• [WHAT IS ASKED] Reproduce the records exactly.

Begin DATA SHOWN

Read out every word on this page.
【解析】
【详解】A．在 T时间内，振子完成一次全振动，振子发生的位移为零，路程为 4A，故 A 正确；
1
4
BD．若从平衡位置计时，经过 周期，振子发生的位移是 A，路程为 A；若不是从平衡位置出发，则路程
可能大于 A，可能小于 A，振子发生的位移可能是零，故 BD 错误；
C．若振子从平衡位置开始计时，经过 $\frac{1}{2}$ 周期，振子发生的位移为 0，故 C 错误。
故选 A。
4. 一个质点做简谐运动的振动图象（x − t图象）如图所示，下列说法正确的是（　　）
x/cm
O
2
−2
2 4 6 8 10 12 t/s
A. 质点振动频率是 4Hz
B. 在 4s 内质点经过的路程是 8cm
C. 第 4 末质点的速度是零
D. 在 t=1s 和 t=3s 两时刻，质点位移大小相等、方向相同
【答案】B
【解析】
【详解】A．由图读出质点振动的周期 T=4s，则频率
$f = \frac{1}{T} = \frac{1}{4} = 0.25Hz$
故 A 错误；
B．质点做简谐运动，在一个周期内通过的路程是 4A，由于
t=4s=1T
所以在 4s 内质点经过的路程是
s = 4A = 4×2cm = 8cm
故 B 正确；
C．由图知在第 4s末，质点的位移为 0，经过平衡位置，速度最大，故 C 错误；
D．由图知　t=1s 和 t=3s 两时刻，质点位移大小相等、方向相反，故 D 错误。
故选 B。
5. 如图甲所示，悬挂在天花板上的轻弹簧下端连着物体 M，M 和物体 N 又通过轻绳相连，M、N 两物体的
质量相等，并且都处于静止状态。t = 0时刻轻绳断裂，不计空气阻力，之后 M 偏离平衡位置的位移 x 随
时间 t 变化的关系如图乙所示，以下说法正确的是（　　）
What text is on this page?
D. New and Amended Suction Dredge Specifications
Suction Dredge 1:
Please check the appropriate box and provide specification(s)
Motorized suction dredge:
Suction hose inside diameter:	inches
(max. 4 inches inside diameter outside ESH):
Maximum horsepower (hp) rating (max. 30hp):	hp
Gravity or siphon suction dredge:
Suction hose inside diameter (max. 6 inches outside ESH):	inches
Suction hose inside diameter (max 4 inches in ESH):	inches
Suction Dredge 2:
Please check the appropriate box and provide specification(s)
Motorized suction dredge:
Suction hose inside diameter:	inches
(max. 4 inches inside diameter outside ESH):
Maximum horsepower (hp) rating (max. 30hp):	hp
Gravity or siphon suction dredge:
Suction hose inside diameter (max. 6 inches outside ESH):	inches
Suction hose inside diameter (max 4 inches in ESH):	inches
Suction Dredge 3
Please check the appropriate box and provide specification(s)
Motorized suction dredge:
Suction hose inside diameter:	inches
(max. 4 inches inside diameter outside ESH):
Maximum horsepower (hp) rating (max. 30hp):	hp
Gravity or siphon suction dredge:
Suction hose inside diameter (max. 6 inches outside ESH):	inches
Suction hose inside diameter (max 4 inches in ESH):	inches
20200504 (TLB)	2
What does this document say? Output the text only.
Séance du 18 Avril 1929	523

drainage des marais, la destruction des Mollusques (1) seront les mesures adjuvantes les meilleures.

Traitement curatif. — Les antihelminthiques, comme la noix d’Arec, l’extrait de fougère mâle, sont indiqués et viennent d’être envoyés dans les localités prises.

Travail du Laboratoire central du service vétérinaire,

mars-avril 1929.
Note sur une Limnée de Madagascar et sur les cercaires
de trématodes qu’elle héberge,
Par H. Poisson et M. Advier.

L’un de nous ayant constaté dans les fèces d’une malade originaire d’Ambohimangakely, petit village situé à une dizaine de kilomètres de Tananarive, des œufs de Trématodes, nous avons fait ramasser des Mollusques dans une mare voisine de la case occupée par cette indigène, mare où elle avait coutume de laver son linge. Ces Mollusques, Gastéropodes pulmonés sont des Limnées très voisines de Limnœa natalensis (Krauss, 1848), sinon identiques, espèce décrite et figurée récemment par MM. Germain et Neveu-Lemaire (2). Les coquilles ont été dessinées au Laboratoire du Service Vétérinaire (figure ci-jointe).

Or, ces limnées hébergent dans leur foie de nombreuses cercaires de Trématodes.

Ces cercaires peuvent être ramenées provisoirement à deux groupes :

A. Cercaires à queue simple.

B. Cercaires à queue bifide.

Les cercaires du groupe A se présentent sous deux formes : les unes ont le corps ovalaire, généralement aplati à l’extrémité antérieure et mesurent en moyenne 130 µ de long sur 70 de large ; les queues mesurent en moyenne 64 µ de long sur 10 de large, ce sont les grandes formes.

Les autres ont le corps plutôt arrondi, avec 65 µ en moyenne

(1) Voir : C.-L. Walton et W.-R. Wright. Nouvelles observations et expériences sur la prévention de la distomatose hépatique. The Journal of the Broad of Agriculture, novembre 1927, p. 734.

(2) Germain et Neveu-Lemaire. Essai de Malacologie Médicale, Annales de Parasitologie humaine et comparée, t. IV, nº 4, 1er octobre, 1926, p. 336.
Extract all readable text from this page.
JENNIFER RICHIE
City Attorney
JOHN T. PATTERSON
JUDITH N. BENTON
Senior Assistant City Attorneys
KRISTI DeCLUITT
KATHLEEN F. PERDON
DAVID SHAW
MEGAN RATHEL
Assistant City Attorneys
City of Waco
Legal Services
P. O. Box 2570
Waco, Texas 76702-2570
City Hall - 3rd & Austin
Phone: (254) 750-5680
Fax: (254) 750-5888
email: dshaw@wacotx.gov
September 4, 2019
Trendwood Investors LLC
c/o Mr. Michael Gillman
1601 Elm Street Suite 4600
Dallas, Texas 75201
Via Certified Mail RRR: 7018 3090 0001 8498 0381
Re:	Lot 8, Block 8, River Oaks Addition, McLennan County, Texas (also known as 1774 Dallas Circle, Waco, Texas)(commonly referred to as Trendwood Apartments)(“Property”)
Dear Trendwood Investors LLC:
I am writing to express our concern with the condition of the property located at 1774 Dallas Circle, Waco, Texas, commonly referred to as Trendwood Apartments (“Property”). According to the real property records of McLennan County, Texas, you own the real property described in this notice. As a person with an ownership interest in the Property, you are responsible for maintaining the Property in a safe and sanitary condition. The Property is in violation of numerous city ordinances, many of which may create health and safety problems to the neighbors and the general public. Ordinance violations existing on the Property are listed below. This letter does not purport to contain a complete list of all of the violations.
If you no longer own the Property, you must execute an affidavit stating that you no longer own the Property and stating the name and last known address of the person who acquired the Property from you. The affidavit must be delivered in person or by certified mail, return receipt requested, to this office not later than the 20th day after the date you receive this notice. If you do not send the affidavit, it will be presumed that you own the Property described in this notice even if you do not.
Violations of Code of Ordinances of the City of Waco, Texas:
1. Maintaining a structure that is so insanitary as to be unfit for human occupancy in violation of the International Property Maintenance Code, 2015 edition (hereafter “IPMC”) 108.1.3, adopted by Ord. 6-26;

End DATA SHOWN

• [TASK SOLUTION]
Read out every word on this page.
【解析】
【详解】A．在 T时间内，振子完成一次全振动，振子发生的位移为零，路程为 4A，故 A 正确；
1
4
BD．若从平衡位置计时，经过 周期，振子发生的位移是 A，路程为 A；若不是从平衡位置出发，则路程
可能大于 A，可能小于 A，振子发生的位移可能是零，故 BD 错误；
C．若振子从平衡位置开始计时，经过 $\frac{1}{2}$ 周期，振子发生的位移为 0，故 C 错误。
故选 A。
4. 一个质点做简谐运动的振动图象（x − t图象）如图所示，下列说法正确的是（　　）
x/cm
O
2
−2
2 4 6 8 10 12 t/s
A. 质点振动频率是 4Hz
B. 在 4s 内质点经过的路程是 8cm
C. 第 4 末质点的速度是零
D. 在 t=1s 和 t=3s 两时刻，质点位移大小相等、方向相同
【答案】B
【解析】
【详解】A．由图读出质点振动的周期 T=4s，则频率
$f = \frac{1}{T} = \frac{1}{4} = 0.25Hz$
故 A 错误；
B．质点做简谐运动，在一个周期内通过的路程是 4A，由于
t=4s=1T
所以在 4s 内质点经过的路程是
s = 4A = 4×2cm = 8cm
故 B 正确；
C．由图知在第 4s末，质点的位移为 0，经过平衡位置，速度最大，故 C 错误；
D．由图知　t=1s 和 t=3s 两时刻，质点位移大小相等、方向相反，故 D 错误。
故选 B。
5. 如图甲所示，悬挂在天花板上的轻弹簧下端连着物体 M，M 和物体 N 又通过轻绳相连，M、N 两物体的
质量相等，并且都处于静止状态。t = 0时刻轻绳断裂，不计空气阻力，之后 M 偏离平衡位置的位移 x 随
时间 t 变化的关系如图乙所示，以下说法正确的是（　　）
What text is on this page?
D. New and Amended Suction Dredge Specifications
Suction Dredge 1:
Please check the appropriate box and provide specification(s)
Motorized suction dredge:
Suction hose inside diameter:	inches
(max. 4 inches inside diameter outside ESH):
Maximum horsepower (hp) rating (max. 30hp):	hp
Gravity or siphon suction dredge:
Suction hose inside diameter (max. 6 inches outside ESH):	inches
Suction hose inside diameter (max 4 inches in ESH):	inches
Suction Dredge 2:
Please check the appropriate box and provide specification(s)
Motorized suction dredge:
Suction hose inside diameter:	inches
(max. 4 inches inside diameter outside ESH):
Maximum horsepower (hp) rating (max. 30hp):	hp
Gravity or siphon suction dredge:
Suction hose inside diameter (max. 6 inches outside ESH):	inches
Suction hose inside diameter (max 4 inches in ESH):	inches
Suction Dredge 3
Please check the appropriate box and provide specification(s)
Motorized suction dredge:
Suction hose inside diameter:	inches
(max. 4 inches inside diameter outside ESH):
Maximum horsepower (hp) rating (max. 30hp):	hp
Gravity or siphon suction dredge:
Suction hose inside diameter (max. 6 inches outside ESH):	inches
Suction hose inside diameter (max 4 inches in ESH):	inches
20200504 (TLB)	2
What does this document say? Output the text only.
Séance du 18 Avril 1929	523

drainage des marais, la destruction des Mollusques (1) seront les mesures adjuvantes les meilleures.

Traitement curatif. — Les antihelminthiques, comme la noix d’Arec, l’extrait de fougère mâle, sont indiqués et viennent d’être envoyés dans les localités prises.

Travail du Laboratoire central du service vétérinaire,

mars-avril 1929.
Note sur une Limnée de Madagascar et sur les cercaires
de trématodes qu’elle héberge,
Par H. Poisson et M. Advier.

L’un de nous ayant constaté dans les fèces d’une malade originaire d’Ambohimangakely, petit village situé à une dizaine de kilomètres de Tananarive, des œufs de Trématodes, nous avons fait ramasser des Mollusques dans une mare voisine de la case occupée par cette indigène, mare où elle avait coutume de laver son linge. Ces Mollusques, Gastéropodes pulmonés sont des Limnées très voisines de Limnœa natalensis (Krauss, 1848), sinon identiques, espèce décrite et figurée récemment par MM. Germain et Neveu-Lemaire (2). Les coquilles ont été dessinées au Laboratoire du Service Vétérinaire (figure ci-jointe).

Or, ces limnées hébergent dans leur foie de nombreuses cercaires de Trématodes.

Ces cercaires peuvent être ramenées provisoirement à deux groupes :

A. Cercaires à queue simple.

B. Cercaires à queue bifide.

Les cercaires du groupe A se présentent sous deux formes : les unes ont le corps ovalaire, généralement aplati à l’extrémité antérieure et mesurent en moyenne 130 µ de long sur 70 de large ; les queues mesurent en moyenne 64 µ de long sur 10 de large, ce sont les grandes formes.

Les autres ont le corps plutôt arrondi, avec 65 µ en moyenne

(1) Voir : C.-L. Walton et W.-R. Wright. Nouvelles observations et expériences sur la prévention de la distomatose hépatique. The Journal of the Broad of Agriculture, novembre 1927, p. 734.

(2) Germain et Neveu-Lemaire. Essai de Malacologie Médicale, Annales de Parasitologie humaine et comparée, t. IV, nº 4, 1er octobre, 1926, p. 336.
Extract all readable text from this page.
JENNIFER RICHIE
City Attorney
JOHN T. PATTERSON
JUDITH N. BENTON
Senior Assistant City Attorneys
KRISTI DeCLUITT
KATHLEEN F. PERDON
DAVID SHAW
MEGAN RATHEL
Assistant City Attorneys
City of Waco
Legal Services
P. O. Box 2570
Waco, Texas 76702-2570
City Hall - 3rd & Austin
Phone: (254) 750-5680
Fax: (254) 750-5888
email: dshaw@wacotx.gov
September 4, 2019
Trendwood Investors LLC
c/o Mr. Michael Gillman
1601 Elm Street Suite 4600
Dallas, Texas 75201
Via Certified Mail RRR: 7018 3090 0001 8498 0381
Re:	Lot 8, Block 8, River Oaks Addition, McLennan County, Texas (also known as 1774 Dallas Circle, Waco, Texas)(commonly referred to as Trendwood Apartments)(“Property”)
Dear Trendwood Investors LLC:
I am writing to express our concern with the condition of the property located at 1774 Dallas Circle, Waco, Texas, commonly referred to as Trendwood Apartments (“Property”). According to the real property records of McLennan County, Texas, you own the real property described in this notice. As a person with an ownership interest in the Property, you are responsible for maintaining the Property in a safe and sanitary condition. The Property is in violation of numerous city ordinances, many of which may create health and safety problems to the neighbors and the general public. Ordinance violations existing on the Property are listed below. This letter does not purport to contain a complete list of all of the violations.
If you no longer own the Property, you must execute an affidavit stating that you no longer own the Property and stating the name and last known address of the person who acquired the Property from you. The affidavit must be delivered in person or by certified mail, return receipt requested, to this office not later than the 20th day after the date you receive this notice. If you do not send the affidavit, it will be presumed that you own the Property described in this notice even if you do not.
Violations of Code of Ordinances of the City of Waco, Texas:
1. Maintaining a structure that is so insanitary as to be unfit for human occupancy in violation of the International Property Maintenance Code, 2015 edition (hereafter “IPMC”) 108.1.3, adopted by Ord. 6-26;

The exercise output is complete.